### REQUEST
In the listing below, count each line containing "name" and answer with the count only.

-- Start of PROVIDED DATA --

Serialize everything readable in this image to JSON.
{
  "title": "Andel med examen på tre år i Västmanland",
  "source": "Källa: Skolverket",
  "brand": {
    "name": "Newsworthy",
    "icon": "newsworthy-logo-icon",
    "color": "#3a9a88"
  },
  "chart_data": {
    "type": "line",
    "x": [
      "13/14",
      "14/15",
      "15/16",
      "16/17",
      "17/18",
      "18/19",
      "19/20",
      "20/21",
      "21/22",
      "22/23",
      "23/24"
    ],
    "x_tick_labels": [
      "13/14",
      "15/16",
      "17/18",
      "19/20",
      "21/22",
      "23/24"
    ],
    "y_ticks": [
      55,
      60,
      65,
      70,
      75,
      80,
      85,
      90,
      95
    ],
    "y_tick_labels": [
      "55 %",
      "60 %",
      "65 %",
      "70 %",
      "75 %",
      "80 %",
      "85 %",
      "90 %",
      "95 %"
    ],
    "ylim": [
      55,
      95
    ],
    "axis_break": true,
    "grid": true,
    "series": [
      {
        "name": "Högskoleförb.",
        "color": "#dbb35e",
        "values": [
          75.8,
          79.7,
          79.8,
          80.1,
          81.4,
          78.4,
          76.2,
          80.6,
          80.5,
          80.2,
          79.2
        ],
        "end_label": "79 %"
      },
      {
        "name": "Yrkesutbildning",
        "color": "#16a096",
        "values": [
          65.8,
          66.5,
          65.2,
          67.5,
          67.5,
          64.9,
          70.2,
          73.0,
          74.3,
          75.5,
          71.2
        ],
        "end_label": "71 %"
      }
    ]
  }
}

-- End of PROVIDED DATA --

### REPLY
3